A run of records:
— START —

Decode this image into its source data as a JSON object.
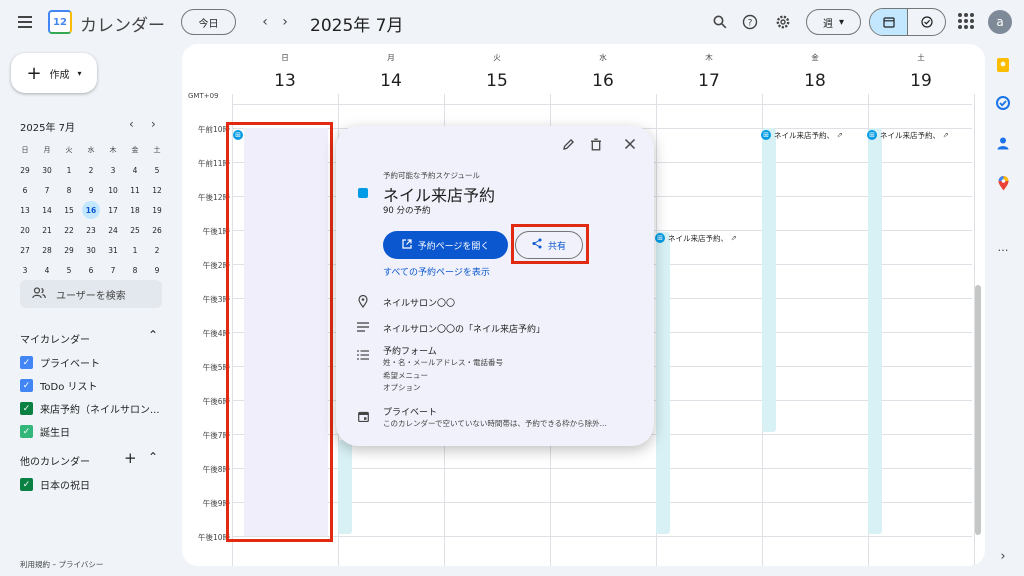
{
  "header": {
    "app_title": "カレンダー",
    "logo_day": "12",
    "today_label": "今日",
    "prev_arrow": "‹",
    "next_arrow": "›",
    "period_title": "2025年 7月",
    "view_label": "週",
    "avatar_letter": "a"
  },
  "sidebar": {
    "create_label": "作成",
    "mini_calendar": {
      "title": "2025年 7月",
      "weekdays": [
        "日",
        "月",
        "火",
        "水",
        "木",
        "金",
        "土"
      ],
      "weeks": [
        [
          "29",
          "30",
          "1",
          "2",
          "3",
          "4",
          "5"
        ],
        [
          "6",
          "7",
          "8",
          "9",
          "10",
          "11",
          "12"
        ],
        [
          "13",
          "14",
          "15",
          "16",
          "17",
          "18",
          "19"
        ],
        [
          "20",
          "21",
          "22",
          "23",
          "24",
          "25",
          "26"
        ],
        [
          "27",
          "28",
          "29",
          "30",
          "31",
          "1",
          "2"
        ],
        [
          "3",
          "4",
          "5",
          "6",
          "7",
          "8",
          "9"
        ]
      ],
      "selected_day": "16"
    },
    "people_search_label": "ユーザーを検索",
    "my_calendars_title": "マイカレンダー",
    "my_calendars": [
      {
        "label": "プライベート",
        "color": "#4285f4"
      },
      {
        "label": "ToDo リスト",
        "color": "#4285f4"
      },
      {
        "label": "来店予約（ネイルサロン...",
        "color": "#0b8043"
      },
      {
        "label": "誕生日",
        "color": "#33b679"
      }
    ],
    "other_calendars_title": "他のカレンダー",
    "other_calendars": [
      {
        "label": "日本の祝日",
        "color": "#0b8043"
      }
    ],
    "footer": "利用規約 – プライバシー"
  },
  "week": {
    "timezone": "GMT+09",
    "days": [
      {
        "dow": "日",
        "date": "13"
      },
      {
        "dow": "月",
        "date": "14"
      },
      {
        "dow": "火",
        "date": "15"
      },
      {
        "dow": "水",
        "date": "16"
      },
      {
        "dow": "木",
        "date": "17"
      },
      {
        "dow": "金",
        "date": "18"
      },
      {
        "dow": "土",
        "date": "19"
      }
    ],
    "hours": [
      "午前10時",
      "午前11時",
      "午後12時",
      "午後1時",
      "午後2時",
      "午後3時",
      "午後4時",
      "午後5時",
      "午後6時",
      "午後7時",
      "午後8時",
      "午後9時",
      "午後10時"
    ],
    "event_chip_label": "ネイル来店予約、",
    "event_chip_icon": "grid-icon"
  },
  "popup": {
    "kicker": "予約可能な予約スケジュール",
    "title": "ネイル来店予約",
    "duration": "90 分の予約",
    "open_page_label": "予約ページを開く",
    "share_label": "共有",
    "all_pages_link": "すべての予約ページを表示",
    "location": "ネイルサロン〇〇",
    "description": "ネイルサロン〇〇の「ネイル来店予約」",
    "form_title": "予約フォーム",
    "form_lines": [
      "姓・名・メールアドレス・電話番号",
      "希望メニュー",
      "オプション"
    ],
    "calendar_name": "プライベート",
    "calendar_note": "このカレンダーで空いていない時間帯は、予約できる枠から除外..."
  },
  "colors": {
    "accent": "#0b57d0",
    "highlight": "#e02a12",
    "slot_band": "#d8f1f5"
  }
}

— END —

Print the records word for word and exclude any picture they hold.

Decode this image into its source data as a JSON object.
{
  "header": {
    "app_title": "カレンダー",
    "logo_day": "12",
    "today_label": "今日",
    "prev_arrow": "‹",
    "next_arrow": "›",
    "period_title": "2025年 7月",
    "view_label": "週",
    "avatar_letter": "a"
  },
  "sidebar": {
    "create_label": "作成",
    "mini_calendar": {
      "title": "2025年 7月",
      "weekdays": [
        "日",
        "月",
        "火",
        "水",
        "木",
        "金",
        "土"
      ],
      "weeks": [
        [
          "29",
          "30",
          "1",
          "2",
          "3",
          "4",
          "5"
        ],
        [
          "6",
          "7",
          "8",
          "9",
          "10",
          "11",
          "12"
        ],
        [
          "13",
          "14",
          "15",
          "16",
          "17",
          "18",
          "19"
        ],
        [
          "20",
          "21",
          "22",
          "23",
          "24",
          "25",
          "26"
        ],
        [
          "27",
          "28",
          "29",
          "30",
          "31",
          "1",
          "2"
        ],
        [
          "3",
          "4",
          "5",
          "6",
          "7",
          "8",
          "9"
        ]
      ],
      "selected_day": "16"
    },
    "people_search_label": "ユーザーを検索",
    "my_calendars_title": "マイカレンダー",
    "my_calendars": [
      {
        "label": "プライベート",
        "color": "#4285f4"
      },
      {
        "label": "ToDo リスト",
        "color": "#4285f4"
      },
      {
        "label": "来店予約（ネイルサロン...",
        "color": "#0b8043"
      },
      {
        "label": "誕生日",
        "color": "#33b679"
      }
    ],
    "other_calendars_title": "他のカレンダー",
    "other_calendars": [
      {
        "label": "日本の祝日",
        "color": "#0b8043"
      }
    ],
    "footer": "利用規約 – プライバシー"
  },
  "week": {
    "timezone": "GMT+09",
    "days": [
      {
        "dow": "日",
        "date": "13"
      },
      {
        "dow": "月",
        "date": "14"
      },
      {
        "dow": "火",
        "date": "15"
      },
      {
        "dow": "水",
        "date": "16"
      },
      {
        "dow": "木",
        "date": "17"
      },
      {
        "dow": "金",
        "date": "18"
      },
      {
        "dow": "土",
        "date": "19"
      }
    ],
    "hours": [
      "午前10時",
      "午前11時",
      "午後12時",
      "午後1時",
      "午後2時",
      "午後3時",
      "午後4時",
      "午後5時",
      "午後6時",
      "午後7時",
      "午後8時",
      "午後9時",
      "午後10時"
    ],
    "event_chip_label": "ネイル来店予約、",
    "event_chip_icon": "grid-icon"
  },
  "popup": {
    "kicker": "予約可能な予約スケジュール",
    "title": "ネイル来店予約",
    "duration": "90 分の予約",
    "open_page_label": "予約ページを開く",
    "share_label": "共有",
    "all_pages_link": "すべての予約ページを表示",
    "location": "ネイルサロン〇〇",
    "description": "ネイルサロン〇〇の「ネイル来店予約」",
    "form_title": "予約フォーム",
    "form_lines": [
      "姓・名・メールアドレス・電話番号",
      "希望メニュー",
      "オプション"
    ],
    "calendar_name": "プライベート",
    "calendar_note": "このカレンダーで空いていない時間帯は、予約できる枠から除外..."
  },
  "colors": {
    "accent": "#0b57d0",
    "highlight": "#e02a12",
    "slot_band": "#d8f1f5"
  }
}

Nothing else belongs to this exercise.